** INSTRUCTIONS FOR THE TASK **
Transcribe the full listing exactly, and drop every picture.

[Stored dataset items]
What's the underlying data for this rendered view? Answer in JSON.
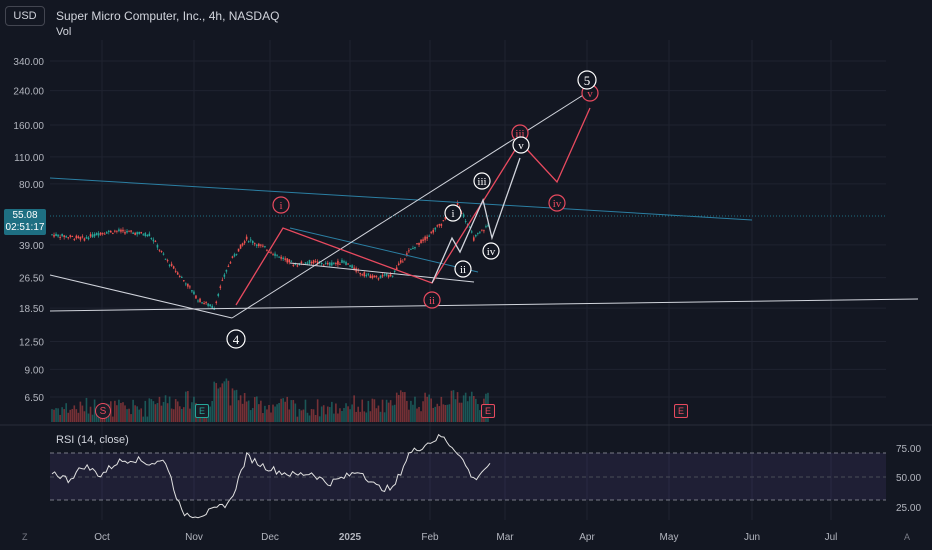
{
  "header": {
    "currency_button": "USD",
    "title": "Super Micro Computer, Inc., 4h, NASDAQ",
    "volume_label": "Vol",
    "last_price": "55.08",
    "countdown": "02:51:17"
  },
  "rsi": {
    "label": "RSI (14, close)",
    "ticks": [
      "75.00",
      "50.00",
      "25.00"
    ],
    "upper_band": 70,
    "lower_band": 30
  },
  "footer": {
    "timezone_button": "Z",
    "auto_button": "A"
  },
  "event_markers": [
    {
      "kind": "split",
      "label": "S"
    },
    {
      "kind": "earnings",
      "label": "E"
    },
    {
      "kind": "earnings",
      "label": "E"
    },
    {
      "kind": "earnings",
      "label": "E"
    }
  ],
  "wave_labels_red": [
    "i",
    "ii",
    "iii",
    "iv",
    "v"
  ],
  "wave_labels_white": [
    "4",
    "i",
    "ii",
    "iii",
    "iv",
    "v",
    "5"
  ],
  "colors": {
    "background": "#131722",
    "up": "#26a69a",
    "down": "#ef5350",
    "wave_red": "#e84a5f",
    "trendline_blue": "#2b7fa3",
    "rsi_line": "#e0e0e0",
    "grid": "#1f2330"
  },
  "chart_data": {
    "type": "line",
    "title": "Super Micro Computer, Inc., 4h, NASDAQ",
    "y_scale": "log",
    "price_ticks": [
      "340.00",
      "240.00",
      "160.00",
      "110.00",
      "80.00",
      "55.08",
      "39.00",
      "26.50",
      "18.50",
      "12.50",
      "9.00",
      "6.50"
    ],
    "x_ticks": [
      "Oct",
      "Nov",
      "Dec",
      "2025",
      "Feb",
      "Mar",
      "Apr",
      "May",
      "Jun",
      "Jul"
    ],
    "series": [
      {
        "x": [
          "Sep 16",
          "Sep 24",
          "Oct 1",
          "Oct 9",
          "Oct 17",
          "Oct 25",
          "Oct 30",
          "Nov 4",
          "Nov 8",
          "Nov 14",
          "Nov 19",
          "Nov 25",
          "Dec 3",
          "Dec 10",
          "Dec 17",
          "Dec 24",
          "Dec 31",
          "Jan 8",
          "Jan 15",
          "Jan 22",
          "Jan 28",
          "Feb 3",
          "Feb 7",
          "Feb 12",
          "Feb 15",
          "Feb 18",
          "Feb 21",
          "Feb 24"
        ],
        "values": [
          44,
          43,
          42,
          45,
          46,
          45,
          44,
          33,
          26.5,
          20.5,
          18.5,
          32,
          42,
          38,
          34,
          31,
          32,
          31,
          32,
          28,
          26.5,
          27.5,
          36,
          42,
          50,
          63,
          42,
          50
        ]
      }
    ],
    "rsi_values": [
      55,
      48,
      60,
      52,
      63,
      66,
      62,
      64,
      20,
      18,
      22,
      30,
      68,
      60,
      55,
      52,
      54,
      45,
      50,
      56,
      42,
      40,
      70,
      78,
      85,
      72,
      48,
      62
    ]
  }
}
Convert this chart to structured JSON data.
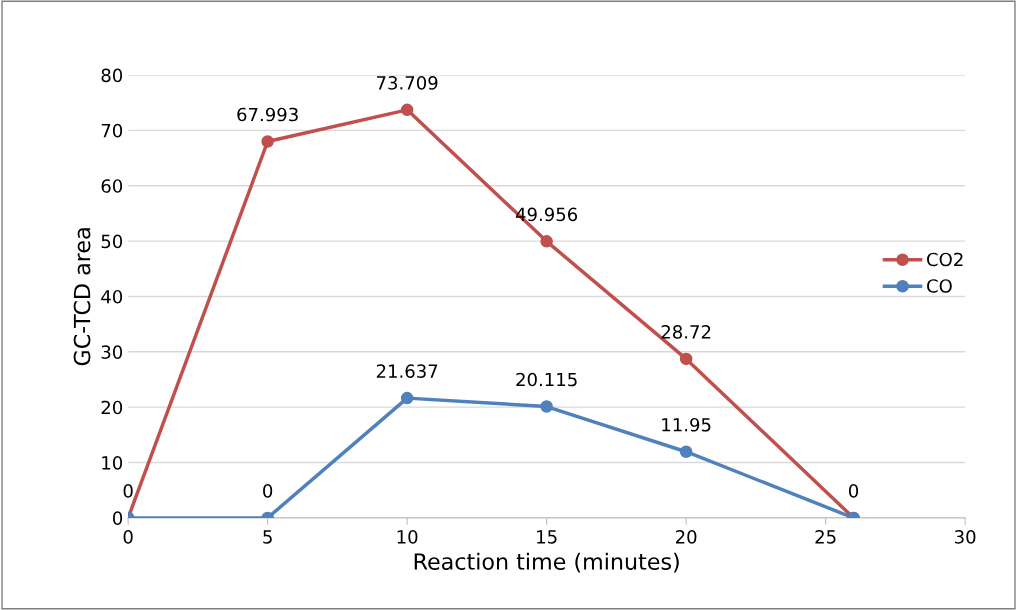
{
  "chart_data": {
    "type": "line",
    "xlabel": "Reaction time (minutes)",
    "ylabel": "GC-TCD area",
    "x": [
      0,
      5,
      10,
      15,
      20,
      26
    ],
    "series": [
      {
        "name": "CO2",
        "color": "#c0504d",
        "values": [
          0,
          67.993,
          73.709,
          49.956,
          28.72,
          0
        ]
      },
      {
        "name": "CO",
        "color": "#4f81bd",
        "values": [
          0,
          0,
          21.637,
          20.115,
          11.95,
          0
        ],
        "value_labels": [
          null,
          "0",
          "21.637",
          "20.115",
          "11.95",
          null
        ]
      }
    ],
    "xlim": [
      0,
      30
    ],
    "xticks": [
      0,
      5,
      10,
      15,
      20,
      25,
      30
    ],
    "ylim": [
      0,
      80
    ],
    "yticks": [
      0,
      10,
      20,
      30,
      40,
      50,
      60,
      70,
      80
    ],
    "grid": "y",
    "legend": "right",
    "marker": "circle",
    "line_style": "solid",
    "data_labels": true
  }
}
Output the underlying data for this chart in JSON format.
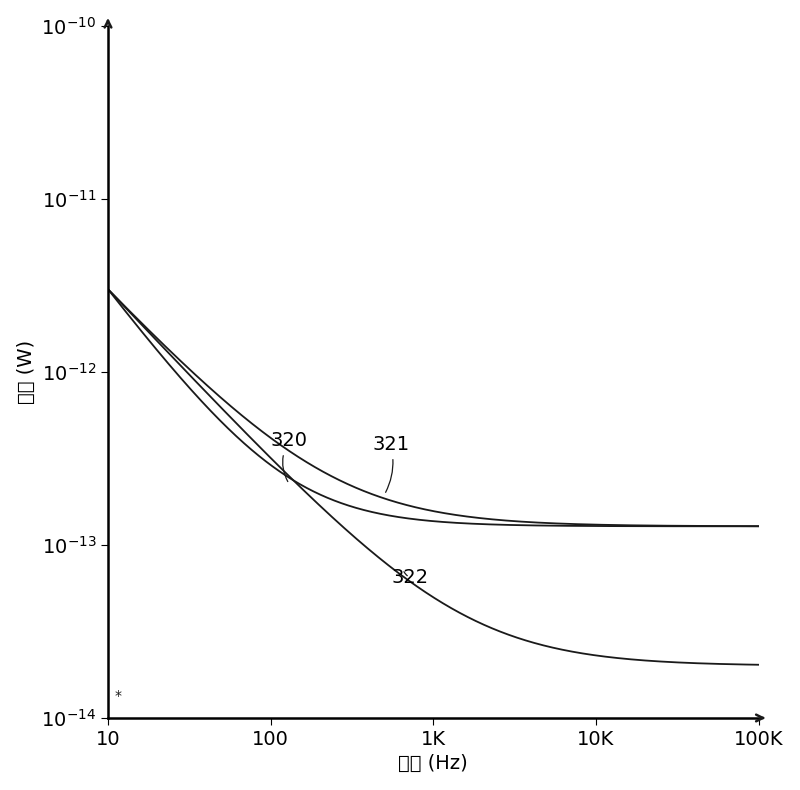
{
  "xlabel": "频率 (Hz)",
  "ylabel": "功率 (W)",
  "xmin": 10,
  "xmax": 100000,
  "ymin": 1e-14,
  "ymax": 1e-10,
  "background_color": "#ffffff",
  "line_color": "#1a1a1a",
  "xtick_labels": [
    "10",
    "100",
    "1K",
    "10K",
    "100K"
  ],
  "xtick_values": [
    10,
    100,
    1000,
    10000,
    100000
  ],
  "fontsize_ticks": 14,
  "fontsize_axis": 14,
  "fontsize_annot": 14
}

** RESPONSE TO THIS TASK **
What's the underlying data for this rendered view? Answer in JSON.
{
  "header": {
    "currency_button": "USD",
    "title": "Super Micro Computer, Inc., 4h, NASDAQ",
    "volume_label": "Vol",
    "last_price": "55.08",
    "countdown": "02:51:17"
  },
  "rsi": {
    "label": "RSI (14, close)",
    "ticks": [
      "75.00",
      "50.00",
      "25.00"
    ],
    "upper_band": 70,
    "lower_band": 30
  },
  "footer": {
    "timezone_button": "Z",
    "auto_button": "A"
  },
  "event_markers": [
    {
      "kind": "split",
      "label": "S"
    },
    {
      "kind": "earnings",
      "label": "E"
    },
    {
      "kind": "earnings",
      "label": "E"
    },
    {
      "kind": "earnings",
      "label": "E"
    }
  ],
  "wave_labels_red": [
    "i",
    "ii",
    "iii",
    "iv",
    "v"
  ],
  "wave_labels_white": [
    "4",
    "i",
    "ii",
    "iii",
    "iv",
    "v",
    "5"
  ],
  "colors": {
    "background": "#131722",
    "up": "#26a69a",
    "down": "#ef5350",
    "wave_red": "#e84a5f",
    "trendline_blue": "#2b7fa3",
    "rsi_line": "#e0e0e0",
    "grid": "#1f2330"
  },
  "chart_data": {
    "type": "line",
    "title": "Super Micro Computer, Inc., 4h, NASDAQ",
    "y_scale": "log",
    "price_ticks": [
      "340.00",
      "240.00",
      "160.00",
      "110.00",
      "80.00",
      "55.08",
      "39.00",
      "26.50",
      "18.50",
      "12.50",
      "9.00",
      "6.50"
    ],
    "x_ticks": [
      "Oct",
      "Nov",
      "Dec",
      "2025",
      "Feb",
      "Mar",
      "Apr",
      "May",
      "Jun",
      "Jul"
    ],
    "series": [
      {
        "x": [
          "Sep 16",
          "Sep 24",
          "Oct 1",
          "Oct 9",
          "Oct 17",
          "Oct 25",
          "Oct 30",
          "Nov 4",
          "Nov 8",
          "Nov 14",
          "Nov 19",
          "Nov 25",
          "Dec 3",
          "Dec 10",
          "Dec 17",
          "Dec 24",
          "Dec 31",
          "Jan 8",
          "Jan 15",
          "Jan 22",
          "Jan 28",
          "Feb 3",
          "Feb 7",
          "Feb 12",
          "Feb 15",
          "Feb 18",
          "Feb 21",
          "Feb 24"
        ],
        "values": [
          44,
          43,
          42,
          45,
          46,
          45,
          44,
          33,
          26.5,
          20.5,
          18.5,
          32,
          42,
          38,
          34,
          31,
          32,
          31,
          32,
          28,
          26.5,
          27.5,
          36,
          42,
          50,
          63,
          42,
          50
        ]
      }
    ],
    "rsi_values": [
      55,
      48,
      60,
      52,
      63,
      66,
      62,
      64,
      20,
      18,
      22,
      30,
      68,
      60,
      55,
      52,
      54,
      45,
      50,
      56,
      42,
      40,
      70,
      78,
      85,
      72,
      48,
      62
    ]
  }
}
Convert this chart to structured JSON data.
{
  "chart_data": {
    "type": "line",
    "xlabel": "Reaction time (minutes)",
    "ylabel": "GC-TCD area",
    "x": [
      0,
      5,
      10,
      15,
      20,
      26
    ],
    "series": [
      {
        "name": "CO2",
        "color": "#c0504d",
        "values": [
          0,
          67.993,
          73.709,
          49.956,
          28.72,
          0
        ]
      },
      {
        "name": "CO",
        "color": "#4f81bd",
        "values": [
          0,
          0,
          21.637,
          20.115,
          11.95,
          0
        ],
        "value_labels": [
          null,
          "0",
          "21.637",
          "20.115",
          "11.95",
          null
        ]
      }
    ],
    "xlim": [
      0,
      30
    ],
    "xticks": [
      0,
      5,
      10,
      15,
      20,
      25,
      30
    ],
    "ylim": [
      0,
      80
    ],
    "yticks": [
      0,
      10,
      20,
      30,
      40,
      50,
      60,
      70,
      80
    ],
    "grid": "y",
    "legend": "right",
    "marker": "circle",
    "line_style": "solid",
    "data_labels": true
  }
}
Output the underlying data for this chart in JSON format.
{
  "xlabel": "频率 (Hz)",
  "ylabel": "功率 (W)",
  "xmin": 10,
  "xmax": 100000,
  "ymin": 1e-14,
  "ymax": 1e-10,
  "background_color": "#ffffff",
  "line_color": "#1a1a1a",
  "xtick_labels": [
    "10",
    "100",
    "1K",
    "10K",
    "100K"
  ],
  "xtick_values": [
    10,
    100,
    1000,
    10000,
    100000
  ],
  "fontsize_ticks": 14,
  "fontsize_axis": 14,
  "fontsize_annot": 14
}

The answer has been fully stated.